> RECORD EXTRACTS
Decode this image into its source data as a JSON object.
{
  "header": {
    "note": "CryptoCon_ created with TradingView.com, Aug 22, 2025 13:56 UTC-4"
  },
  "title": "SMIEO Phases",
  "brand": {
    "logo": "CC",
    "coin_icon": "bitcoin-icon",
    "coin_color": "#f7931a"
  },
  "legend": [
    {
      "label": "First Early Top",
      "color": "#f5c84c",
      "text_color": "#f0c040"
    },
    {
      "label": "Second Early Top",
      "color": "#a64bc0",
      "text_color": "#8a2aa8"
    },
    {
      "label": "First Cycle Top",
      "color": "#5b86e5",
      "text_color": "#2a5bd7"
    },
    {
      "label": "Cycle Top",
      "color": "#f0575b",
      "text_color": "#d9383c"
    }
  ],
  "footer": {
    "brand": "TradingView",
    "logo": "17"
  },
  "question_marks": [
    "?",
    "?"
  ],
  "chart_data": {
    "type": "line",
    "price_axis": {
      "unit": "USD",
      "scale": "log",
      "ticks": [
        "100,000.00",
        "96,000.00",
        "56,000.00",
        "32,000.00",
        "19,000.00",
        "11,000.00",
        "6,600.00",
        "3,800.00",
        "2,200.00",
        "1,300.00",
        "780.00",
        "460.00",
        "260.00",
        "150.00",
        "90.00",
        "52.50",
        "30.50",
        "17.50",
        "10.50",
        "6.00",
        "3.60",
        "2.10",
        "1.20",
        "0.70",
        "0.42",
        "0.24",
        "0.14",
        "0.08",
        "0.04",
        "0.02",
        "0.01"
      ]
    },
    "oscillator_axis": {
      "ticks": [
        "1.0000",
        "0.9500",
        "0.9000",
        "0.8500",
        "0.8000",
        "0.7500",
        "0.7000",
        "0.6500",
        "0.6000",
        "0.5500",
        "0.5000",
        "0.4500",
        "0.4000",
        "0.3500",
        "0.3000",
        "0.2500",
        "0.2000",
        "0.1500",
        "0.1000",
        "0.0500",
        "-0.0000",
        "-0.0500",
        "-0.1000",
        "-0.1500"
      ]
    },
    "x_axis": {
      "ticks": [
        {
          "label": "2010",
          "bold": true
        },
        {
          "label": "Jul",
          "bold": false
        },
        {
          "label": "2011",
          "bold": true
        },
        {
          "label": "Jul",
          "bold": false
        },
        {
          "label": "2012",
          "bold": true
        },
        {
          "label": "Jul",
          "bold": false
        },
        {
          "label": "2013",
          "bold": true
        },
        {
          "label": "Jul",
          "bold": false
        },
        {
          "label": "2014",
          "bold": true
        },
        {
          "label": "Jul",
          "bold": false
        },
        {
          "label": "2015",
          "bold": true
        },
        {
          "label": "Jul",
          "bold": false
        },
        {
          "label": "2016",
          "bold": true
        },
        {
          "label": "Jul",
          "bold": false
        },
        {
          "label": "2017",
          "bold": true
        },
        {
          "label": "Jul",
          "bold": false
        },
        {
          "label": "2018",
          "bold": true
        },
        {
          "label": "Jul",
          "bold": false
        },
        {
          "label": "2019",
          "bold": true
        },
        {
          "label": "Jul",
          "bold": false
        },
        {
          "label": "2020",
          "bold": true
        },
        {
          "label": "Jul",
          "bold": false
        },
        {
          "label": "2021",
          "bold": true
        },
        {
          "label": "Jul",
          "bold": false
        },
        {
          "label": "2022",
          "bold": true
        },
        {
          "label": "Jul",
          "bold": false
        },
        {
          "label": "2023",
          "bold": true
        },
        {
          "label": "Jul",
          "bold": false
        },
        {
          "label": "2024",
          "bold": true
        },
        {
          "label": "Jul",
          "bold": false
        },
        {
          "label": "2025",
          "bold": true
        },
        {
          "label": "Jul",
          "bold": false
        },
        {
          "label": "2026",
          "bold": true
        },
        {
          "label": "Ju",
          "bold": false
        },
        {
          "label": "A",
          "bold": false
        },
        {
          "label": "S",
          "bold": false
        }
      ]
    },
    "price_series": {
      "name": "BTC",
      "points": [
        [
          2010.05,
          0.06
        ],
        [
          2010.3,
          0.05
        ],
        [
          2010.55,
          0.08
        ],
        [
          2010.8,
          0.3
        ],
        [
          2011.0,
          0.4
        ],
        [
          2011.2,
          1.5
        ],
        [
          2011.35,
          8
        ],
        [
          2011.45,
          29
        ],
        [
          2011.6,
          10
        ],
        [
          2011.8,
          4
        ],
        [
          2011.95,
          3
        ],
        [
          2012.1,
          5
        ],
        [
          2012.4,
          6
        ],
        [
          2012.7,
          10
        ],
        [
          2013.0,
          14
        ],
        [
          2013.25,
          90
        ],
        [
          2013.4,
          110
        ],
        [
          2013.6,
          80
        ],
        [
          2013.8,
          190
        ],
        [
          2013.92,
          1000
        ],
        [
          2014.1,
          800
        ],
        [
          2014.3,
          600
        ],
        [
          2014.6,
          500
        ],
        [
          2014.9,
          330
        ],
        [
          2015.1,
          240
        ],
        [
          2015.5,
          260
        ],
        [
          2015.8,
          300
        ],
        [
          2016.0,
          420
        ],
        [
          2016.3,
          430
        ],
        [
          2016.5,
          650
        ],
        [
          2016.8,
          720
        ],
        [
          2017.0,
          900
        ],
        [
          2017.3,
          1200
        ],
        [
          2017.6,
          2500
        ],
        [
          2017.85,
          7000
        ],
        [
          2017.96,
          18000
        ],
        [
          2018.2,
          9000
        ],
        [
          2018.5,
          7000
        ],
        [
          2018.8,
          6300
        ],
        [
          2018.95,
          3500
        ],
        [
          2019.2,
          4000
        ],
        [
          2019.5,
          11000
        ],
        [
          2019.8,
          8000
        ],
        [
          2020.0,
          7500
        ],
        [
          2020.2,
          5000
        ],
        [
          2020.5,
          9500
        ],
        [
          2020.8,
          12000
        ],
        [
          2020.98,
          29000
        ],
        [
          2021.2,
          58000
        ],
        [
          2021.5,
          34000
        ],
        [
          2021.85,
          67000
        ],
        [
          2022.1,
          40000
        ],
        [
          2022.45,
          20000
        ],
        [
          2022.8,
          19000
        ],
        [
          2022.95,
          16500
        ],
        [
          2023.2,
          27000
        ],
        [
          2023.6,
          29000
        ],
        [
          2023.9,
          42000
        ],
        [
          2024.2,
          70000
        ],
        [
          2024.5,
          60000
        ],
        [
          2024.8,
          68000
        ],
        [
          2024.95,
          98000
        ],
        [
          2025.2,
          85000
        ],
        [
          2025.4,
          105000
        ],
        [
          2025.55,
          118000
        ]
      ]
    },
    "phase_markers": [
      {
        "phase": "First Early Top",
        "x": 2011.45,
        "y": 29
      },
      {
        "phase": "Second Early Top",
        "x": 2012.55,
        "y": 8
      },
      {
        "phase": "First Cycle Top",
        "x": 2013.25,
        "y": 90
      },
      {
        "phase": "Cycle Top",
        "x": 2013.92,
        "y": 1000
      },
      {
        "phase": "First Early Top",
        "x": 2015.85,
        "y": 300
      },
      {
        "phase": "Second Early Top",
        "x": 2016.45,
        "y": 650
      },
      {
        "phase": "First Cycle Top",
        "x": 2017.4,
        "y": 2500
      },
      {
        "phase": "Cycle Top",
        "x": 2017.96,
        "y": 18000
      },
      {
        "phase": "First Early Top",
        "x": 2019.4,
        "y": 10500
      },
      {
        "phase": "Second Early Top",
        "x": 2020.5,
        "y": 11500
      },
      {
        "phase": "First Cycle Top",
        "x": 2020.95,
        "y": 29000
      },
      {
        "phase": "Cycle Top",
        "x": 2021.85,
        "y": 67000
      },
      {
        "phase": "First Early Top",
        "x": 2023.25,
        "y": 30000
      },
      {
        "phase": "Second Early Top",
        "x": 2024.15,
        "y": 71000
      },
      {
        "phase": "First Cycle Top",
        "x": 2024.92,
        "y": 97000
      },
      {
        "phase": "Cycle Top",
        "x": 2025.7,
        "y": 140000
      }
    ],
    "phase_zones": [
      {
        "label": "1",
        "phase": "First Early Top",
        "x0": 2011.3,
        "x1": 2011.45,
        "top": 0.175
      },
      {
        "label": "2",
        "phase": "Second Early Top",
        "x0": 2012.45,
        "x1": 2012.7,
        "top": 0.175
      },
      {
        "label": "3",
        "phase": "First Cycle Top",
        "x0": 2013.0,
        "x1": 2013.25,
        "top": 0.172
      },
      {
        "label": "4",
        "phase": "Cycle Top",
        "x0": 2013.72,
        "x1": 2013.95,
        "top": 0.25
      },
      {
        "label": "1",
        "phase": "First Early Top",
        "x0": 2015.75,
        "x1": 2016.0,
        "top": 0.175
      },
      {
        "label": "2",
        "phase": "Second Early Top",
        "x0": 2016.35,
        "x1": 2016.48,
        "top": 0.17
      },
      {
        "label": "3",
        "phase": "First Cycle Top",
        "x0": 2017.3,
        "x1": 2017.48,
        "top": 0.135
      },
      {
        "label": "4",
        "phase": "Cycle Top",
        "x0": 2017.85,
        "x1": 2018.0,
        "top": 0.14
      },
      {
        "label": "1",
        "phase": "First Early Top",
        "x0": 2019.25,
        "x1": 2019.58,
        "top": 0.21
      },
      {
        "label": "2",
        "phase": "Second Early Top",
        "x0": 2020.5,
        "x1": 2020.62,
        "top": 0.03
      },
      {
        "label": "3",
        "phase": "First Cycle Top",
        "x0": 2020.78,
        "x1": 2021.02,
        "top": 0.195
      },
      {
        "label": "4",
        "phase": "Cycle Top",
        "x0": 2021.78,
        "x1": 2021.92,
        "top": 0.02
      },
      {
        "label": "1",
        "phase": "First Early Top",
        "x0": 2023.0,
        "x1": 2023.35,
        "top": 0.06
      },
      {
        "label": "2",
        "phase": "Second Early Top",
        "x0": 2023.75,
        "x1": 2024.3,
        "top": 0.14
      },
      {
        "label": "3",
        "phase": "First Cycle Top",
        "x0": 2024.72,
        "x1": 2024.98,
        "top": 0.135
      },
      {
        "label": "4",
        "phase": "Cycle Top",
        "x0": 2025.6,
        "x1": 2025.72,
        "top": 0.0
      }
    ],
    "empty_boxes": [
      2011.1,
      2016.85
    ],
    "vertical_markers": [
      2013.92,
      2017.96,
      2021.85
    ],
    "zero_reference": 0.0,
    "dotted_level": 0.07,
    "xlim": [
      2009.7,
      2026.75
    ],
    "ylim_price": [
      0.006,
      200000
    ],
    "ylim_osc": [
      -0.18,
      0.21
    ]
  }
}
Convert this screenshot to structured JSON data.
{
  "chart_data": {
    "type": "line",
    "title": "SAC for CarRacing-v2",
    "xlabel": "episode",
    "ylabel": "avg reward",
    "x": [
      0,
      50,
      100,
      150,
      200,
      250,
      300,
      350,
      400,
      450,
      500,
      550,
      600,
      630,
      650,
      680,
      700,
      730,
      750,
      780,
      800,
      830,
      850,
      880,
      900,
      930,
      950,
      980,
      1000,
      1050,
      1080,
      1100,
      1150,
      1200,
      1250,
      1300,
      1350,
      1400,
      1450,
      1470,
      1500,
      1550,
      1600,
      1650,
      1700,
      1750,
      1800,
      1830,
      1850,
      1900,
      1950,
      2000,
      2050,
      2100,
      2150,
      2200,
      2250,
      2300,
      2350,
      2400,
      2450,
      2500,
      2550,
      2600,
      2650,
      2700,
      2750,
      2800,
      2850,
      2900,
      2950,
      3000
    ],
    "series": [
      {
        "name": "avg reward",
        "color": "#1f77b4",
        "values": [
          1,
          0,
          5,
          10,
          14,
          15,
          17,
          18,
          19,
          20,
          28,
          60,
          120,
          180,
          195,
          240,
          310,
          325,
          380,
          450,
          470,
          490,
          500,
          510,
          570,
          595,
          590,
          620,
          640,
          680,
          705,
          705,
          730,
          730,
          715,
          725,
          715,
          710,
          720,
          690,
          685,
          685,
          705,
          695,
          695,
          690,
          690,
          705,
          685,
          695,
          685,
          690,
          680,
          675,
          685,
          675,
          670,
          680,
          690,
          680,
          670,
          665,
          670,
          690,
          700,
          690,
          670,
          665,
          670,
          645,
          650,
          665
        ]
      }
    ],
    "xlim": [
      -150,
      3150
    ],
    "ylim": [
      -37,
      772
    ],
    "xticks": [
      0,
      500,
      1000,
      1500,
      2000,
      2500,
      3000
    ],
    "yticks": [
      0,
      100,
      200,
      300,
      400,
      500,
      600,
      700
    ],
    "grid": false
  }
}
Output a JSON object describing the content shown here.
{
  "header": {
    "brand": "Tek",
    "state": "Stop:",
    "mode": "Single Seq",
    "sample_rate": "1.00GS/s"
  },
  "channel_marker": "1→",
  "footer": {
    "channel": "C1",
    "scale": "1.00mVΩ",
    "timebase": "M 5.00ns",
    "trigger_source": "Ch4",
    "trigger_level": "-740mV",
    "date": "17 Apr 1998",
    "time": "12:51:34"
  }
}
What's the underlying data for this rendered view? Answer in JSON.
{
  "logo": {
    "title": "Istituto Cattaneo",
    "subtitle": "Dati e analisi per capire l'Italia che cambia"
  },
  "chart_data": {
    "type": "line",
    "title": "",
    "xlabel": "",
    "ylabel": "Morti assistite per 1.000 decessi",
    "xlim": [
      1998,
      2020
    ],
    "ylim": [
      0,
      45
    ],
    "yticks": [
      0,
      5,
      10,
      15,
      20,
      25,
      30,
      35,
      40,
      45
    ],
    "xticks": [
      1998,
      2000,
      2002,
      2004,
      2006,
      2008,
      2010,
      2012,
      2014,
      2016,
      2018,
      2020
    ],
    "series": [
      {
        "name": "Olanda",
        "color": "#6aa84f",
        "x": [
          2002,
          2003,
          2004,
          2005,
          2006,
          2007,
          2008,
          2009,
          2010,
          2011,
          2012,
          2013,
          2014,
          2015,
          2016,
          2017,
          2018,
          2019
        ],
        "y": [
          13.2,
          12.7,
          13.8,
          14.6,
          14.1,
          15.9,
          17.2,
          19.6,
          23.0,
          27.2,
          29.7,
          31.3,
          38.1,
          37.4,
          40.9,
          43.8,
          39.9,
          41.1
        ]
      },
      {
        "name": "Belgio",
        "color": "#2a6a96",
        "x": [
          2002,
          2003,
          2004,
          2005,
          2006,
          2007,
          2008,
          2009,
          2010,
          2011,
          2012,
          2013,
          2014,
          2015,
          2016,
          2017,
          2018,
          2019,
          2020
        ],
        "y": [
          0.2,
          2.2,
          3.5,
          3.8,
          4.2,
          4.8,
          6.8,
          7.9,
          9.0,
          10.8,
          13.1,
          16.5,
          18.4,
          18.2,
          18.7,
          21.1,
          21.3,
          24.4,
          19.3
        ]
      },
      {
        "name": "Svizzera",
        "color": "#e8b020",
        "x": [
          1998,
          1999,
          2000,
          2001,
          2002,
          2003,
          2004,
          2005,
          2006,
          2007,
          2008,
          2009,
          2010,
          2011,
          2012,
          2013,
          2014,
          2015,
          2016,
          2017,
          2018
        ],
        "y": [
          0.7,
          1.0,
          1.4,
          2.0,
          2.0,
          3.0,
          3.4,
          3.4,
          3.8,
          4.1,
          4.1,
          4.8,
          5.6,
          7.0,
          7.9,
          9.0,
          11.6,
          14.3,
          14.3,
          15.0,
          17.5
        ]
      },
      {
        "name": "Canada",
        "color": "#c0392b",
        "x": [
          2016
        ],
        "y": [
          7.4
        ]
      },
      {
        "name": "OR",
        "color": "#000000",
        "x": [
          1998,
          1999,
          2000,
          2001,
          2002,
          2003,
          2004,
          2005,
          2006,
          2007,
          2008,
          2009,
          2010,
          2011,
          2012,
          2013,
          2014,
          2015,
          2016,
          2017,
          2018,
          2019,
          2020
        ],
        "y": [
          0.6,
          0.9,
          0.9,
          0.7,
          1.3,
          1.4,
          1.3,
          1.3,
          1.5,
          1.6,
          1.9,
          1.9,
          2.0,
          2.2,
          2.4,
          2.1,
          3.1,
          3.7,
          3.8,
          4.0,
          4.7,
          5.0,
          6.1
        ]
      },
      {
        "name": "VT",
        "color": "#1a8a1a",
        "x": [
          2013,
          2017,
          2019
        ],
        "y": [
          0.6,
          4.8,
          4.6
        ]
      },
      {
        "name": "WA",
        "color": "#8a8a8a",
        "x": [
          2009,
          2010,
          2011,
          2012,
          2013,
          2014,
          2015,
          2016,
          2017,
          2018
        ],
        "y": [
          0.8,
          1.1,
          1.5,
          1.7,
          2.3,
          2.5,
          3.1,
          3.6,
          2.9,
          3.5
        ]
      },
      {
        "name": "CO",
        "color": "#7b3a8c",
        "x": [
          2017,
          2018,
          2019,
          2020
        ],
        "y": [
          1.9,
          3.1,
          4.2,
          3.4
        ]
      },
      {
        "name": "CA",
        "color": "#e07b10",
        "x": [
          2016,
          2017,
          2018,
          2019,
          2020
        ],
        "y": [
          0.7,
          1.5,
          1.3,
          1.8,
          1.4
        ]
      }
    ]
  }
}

> YOUR GOAL
From the records above, report the count of lines containing "TradingView" and nothing more.

> SOLUTION
2